[Collection entries]
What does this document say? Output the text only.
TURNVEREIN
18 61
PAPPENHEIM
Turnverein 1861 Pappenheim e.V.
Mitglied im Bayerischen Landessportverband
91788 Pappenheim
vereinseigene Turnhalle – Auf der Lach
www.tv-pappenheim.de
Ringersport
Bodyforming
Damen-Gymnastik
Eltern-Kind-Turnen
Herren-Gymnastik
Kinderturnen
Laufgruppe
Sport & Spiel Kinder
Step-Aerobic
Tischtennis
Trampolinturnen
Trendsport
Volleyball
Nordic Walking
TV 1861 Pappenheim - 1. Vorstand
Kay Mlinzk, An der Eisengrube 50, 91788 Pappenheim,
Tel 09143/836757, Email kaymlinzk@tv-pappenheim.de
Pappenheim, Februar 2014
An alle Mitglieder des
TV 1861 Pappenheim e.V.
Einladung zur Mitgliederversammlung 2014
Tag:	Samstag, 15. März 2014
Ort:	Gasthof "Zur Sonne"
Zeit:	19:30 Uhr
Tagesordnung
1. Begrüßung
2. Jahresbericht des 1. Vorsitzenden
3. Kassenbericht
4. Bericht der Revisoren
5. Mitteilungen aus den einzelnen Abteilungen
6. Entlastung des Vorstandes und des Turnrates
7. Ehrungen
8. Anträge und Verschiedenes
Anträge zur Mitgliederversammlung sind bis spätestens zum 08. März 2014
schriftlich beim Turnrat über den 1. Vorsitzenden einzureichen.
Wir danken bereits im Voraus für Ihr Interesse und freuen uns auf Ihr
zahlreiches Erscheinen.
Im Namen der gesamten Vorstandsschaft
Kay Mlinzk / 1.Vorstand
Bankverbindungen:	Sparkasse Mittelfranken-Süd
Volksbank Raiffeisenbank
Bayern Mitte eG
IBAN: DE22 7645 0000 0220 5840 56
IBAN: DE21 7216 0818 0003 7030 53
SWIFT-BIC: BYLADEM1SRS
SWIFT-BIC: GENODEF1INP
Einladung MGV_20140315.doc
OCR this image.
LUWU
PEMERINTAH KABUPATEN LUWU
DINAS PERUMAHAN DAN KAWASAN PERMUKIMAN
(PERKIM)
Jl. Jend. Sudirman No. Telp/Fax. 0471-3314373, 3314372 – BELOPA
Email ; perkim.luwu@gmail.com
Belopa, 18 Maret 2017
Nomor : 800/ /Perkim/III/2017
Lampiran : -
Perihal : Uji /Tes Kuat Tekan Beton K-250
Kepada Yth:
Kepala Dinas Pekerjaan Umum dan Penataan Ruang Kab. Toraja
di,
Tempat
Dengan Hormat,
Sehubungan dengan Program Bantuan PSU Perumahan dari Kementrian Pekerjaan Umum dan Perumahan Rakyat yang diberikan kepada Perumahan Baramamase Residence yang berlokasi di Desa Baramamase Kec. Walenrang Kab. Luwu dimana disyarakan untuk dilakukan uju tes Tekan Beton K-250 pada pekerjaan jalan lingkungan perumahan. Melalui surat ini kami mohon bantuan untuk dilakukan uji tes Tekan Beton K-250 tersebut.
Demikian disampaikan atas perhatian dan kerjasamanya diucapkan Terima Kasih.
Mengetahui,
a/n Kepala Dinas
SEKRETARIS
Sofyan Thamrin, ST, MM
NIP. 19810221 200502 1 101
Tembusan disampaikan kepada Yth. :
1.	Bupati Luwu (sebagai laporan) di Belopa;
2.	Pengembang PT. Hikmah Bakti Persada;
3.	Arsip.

▶ What to produce: Each entry above is to be quoted exactly.

▶ Task output:
What does this document say? Output the text only.
TURNVEREIN
18 61
PAPPENHEIM
Turnverein 1861 Pappenheim e.V.
Mitglied im Bayerischen Landessportverband
91788 Pappenheim
vereinseigene Turnhalle – Auf der Lach
www.tv-pappenheim.de
Ringersport
Bodyforming
Damen-Gymnastik
Eltern-Kind-Turnen
Herren-Gymnastik
Kinderturnen
Laufgruppe
Sport & Spiel Kinder
Step-Aerobic
Tischtennis
Trampolinturnen
Trendsport
Volleyball
Nordic Walking
TV 1861 Pappenheim - 1. Vorstand
Kay Mlinzk, An der Eisengrube 50, 91788 Pappenheim,
Tel 09143/836757, Email kaymlinzk@tv-pappenheim.de
Pappenheim, Februar 2014
An alle Mitglieder des
TV 1861 Pappenheim e.V.
Einladung zur Mitgliederversammlung 2014
Tag:	Samstag, 15. März 2014
Ort:	Gasthof "Zur Sonne"
Zeit:	19:30 Uhr
Tagesordnung
1. Begrüßung
2. Jahresbericht des 1. Vorsitzenden
3. Kassenbericht
4. Bericht der Revisoren
5. Mitteilungen aus den einzelnen Abteilungen
6. Entlastung des Vorstandes und des Turnrates
7. Ehrungen
8. Anträge und Verschiedenes
Anträge zur Mitgliederversammlung sind bis spätestens zum 08. März 2014
schriftlich beim Turnrat über den 1. Vorsitzenden einzureichen.
Wir danken bereits im Voraus für Ihr Interesse und freuen uns auf Ihr
zahlreiches Erscheinen.
Im Namen der gesamten Vorstandsschaft
Kay Mlinzk / 1.Vorstand
Bankverbindungen:	Sparkasse Mittelfranken-Süd
Volksbank Raiffeisenbank
Bayern Mitte eG
IBAN: DE22 7645 0000 0220 5840 56
IBAN: DE21 7216 0818 0003 7030 53
SWIFT-BIC: BYLADEM1SRS
SWIFT-BIC: GENODEF1INP
Einladung MGV_20140315.doc
OCR this image.
LUWU
PEMERINTAH KABUPATEN LUWU
DINAS PERUMAHAN DAN KAWASAN PERMUKIMAN
(PERKIM)
Jl. Jend. Sudirman No. Telp/Fax. 0471-3314373, 3314372 – BELOPA
Email ; perkim.luwu@gmail.com
Belopa, 18 Maret 2017
Nomor : 800/ /Perkim/III/2017
Lampiran : -
Perihal : Uji /Tes Kuat Tekan Beton K-250
Kepada Yth:
Kepala Dinas Pekerjaan Umum dan Penataan Ruang Kab. Toraja
di,
Tempat
Dengan Hormat,
Sehubungan dengan Program Bantuan PSU Perumahan dari Kementrian Pekerjaan Umum dan Perumahan Rakyat yang diberikan kepada Perumahan Baramamase Residence yang berlokasi di Desa Baramamase Kec. Walenrang Kab. Luwu dimana disyarakan untuk dilakukan uju tes Tekan Beton K-250 pada pekerjaan jalan lingkungan perumahan. Melalui surat ini kami mohon bantuan untuk dilakukan uji tes Tekan Beton K-250 tersebut.
Demikian disampaikan atas perhatian dan kerjasamanya diucapkan Terima Kasih.
Mengetahui,
a/n Kepala Dinas
SEKRETARIS
Sofyan Thamrin, ST, MM
NIP. 19810221 200502 1 101
Tembusan disampaikan kepada Yth. :
1.	Bupati Luwu (sebagai laporan) di Belopa;
2.	Pengembang PT. Hikmah Bakti Persada;
3.	Arsip.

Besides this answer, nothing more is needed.